Figure record extracts
>> START

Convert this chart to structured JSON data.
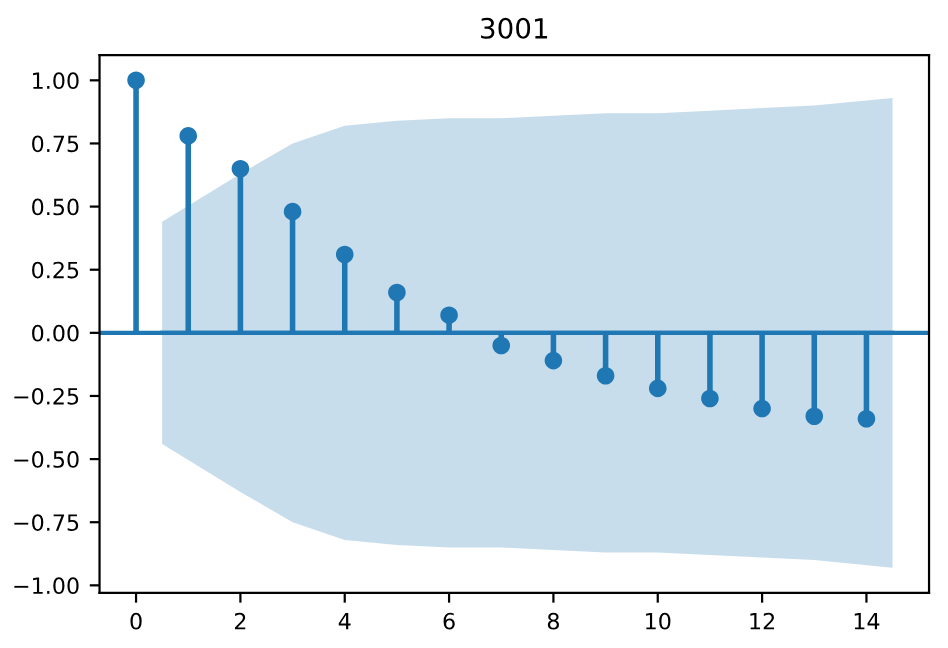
{
  "chart_data": {
    "type": "lollipop",
    "title": "3001",
    "x": [
      0,
      1,
      2,
      3,
      4,
      5,
      6,
      7,
      8,
      9,
      10,
      11,
      12,
      13,
      14
    ],
    "series": [
      {
        "type": "line",
        "color": "#1f77b4",
        "marker": "none",
        "x": [
          0.5,
          2,
          3,
          4,
          5,
          6,
          7,
          8,
          9,
          10,
          11,
          12,
          13,
          14.5
        ],
        "values": [
          0,
          0,
          0,
          0,
          0,
          0,
          0,
          0,
          0,
          0,
          0,
          0,
          0,
          0
        ],
        "lower": [
          -0.44,
          -0.63,
          -0.75,
          -0.82,
          -0.84,
          -0.85,
          -0.85,
          -0.86,
          -0.87,
          -0.87,
          -0.88,
          -0.89,
          -0.9,
          -0.93
        ],
        "upper": [
          0.44,
          0.63,
          0.75,
          0.82,
          0.84,
          0.85,
          0.85,
          0.86,
          0.87,
          0.87,
          0.88,
          0.89,
          0.9,
          0.93
        ]
      },
      {
        "color": "#1f77b4",
        "values": [
          1.0,
          0.78,
          0.65,
          0.48,
          0.31,
          0.16,
          0.07,
          -0.05,
          -0.11,
          -0.17,
          -0.22,
          -0.26,
          -0.3,
          -0.33,
          -0.34
        ]
      }
    ],
    "ref_lines": [
      {
        "axis": "y",
        "value": 0,
        "color": "#1f77b4"
      }
    ],
    "xlim": [
      -0.7,
      15.2
    ],
    "ylim": [
      -1.03,
      1.1
    ],
    "xticks": [
      0,
      2,
      4,
      6,
      8,
      10,
      12,
      14
    ],
    "yticks": [
      {
        "value": -1,
        "label": "−1.00"
      },
      {
        "value": -0.75,
        "label": "−0.75"
      },
      {
        "value": -0.5,
        "label": "−0.50"
      },
      {
        "value": -0.25,
        "label": "−0.25"
      },
      {
        "value": 0,
        "label": "0.00"
      },
      {
        "value": 0.25,
        "label": "0.25"
      },
      {
        "value": 0.5,
        "label": "0.50"
      },
      {
        "value": 0.75,
        "label": "0.75"
      },
      {
        "value": 1,
        "label": "1.00"
      }
    ],
    "marker": "circle",
    "grid": false,
    "legend": false
  }
}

>> END

Exercise brief: Reproduce all of the entries word for word, skipping any pictures they hold.

Solution to the problem:
Convert this chart to structured JSON data.
{
  "chart_data": {
    "type": "lollipop",
    "title": "3001",
    "x": [
      0,
      1,
      2,
      3,
      4,
      5,
      6,
      7,
      8,
      9,
      10,
      11,
      12,
      13,
      14
    ],
    "series": [
      {
        "type": "line",
        "color": "#1f77b4",
        "marker": "none",
        "x": [
          0.5,
          2,
          3,
          4,
          5,
          6,
          7,
          8,
          9,
          10,
          11,
          12,
          13,
          14.5
        ],
        "values": [
          0,
          0,
          0,
          0,
          0,
          0,
          0,
          0,
          0,
          0,
          0,
          0,
          0,
          0
        ],
        "lower": [
          -0.44,
          -0.63,
          -0.75,
          -0.82,
          -0.84,
          -0.85,
          -0.85,
          -0.86,
          -0.87,
          -0.87,
          -0.88,
          -0.89,
          -0.9,
          -0.93
        ],
        "upper": [
          0.44,
          0.63,
          0.75,
          0.82,
          0.84,
          0.85,
          0.85,
          0.86,
          0.87,
          0.87,
          0.88,
          0.89,
          0.9,
          0.93
        ]
      },
      {
        "color": "#1f77b4",
        "values": [
          1.0,
          0.78,
          0.65,
          0.48,
          0.31,
          0.16,
          0.07,
          -0.05,
          -0.11,
          -0.17,
          -0.22,
          -0.26,
          -0.3,
          -0.33,
          -0.34
        ]
      }
    ],
    "ref_lines": [
      {
        "axis": "y",
        "value": 0,
        "color": "#1f77b4"
      }
    ],
    "xlim": [
      -0.7,
      15.2
    ],
    "ylim": [
      -1.03,
      1.1
    ],
    "xticks": [
      0,
      2,
      4,
      6,
      8,
      10,
      12,
      14
    ],
    "yticks": [
      {
        "value": -1,
        "label": "−1.00"
      },
      {
        "value": -0.75,
        "label": "−0.75"
      },
      {
        "value": -0.5,
        "label": "−0.50"
      },
      {
        "value": -0.25,
        "label": "−0.25"
      },
      {
        "value": 0,
        "label": "0.00"
      },
      {
        "value": 0.25,
        "label": "0.25"
      },
      {
        "value": 0.5,
        "label": "0.50"
      },
      {
        "value": 0.75,
        "label": "0.75"
      },
      {
        "value": 1,
        "label": "1.00"
      }
    ],
    "marker": "circle",
    "grid": false,
    "legend": false
  }
}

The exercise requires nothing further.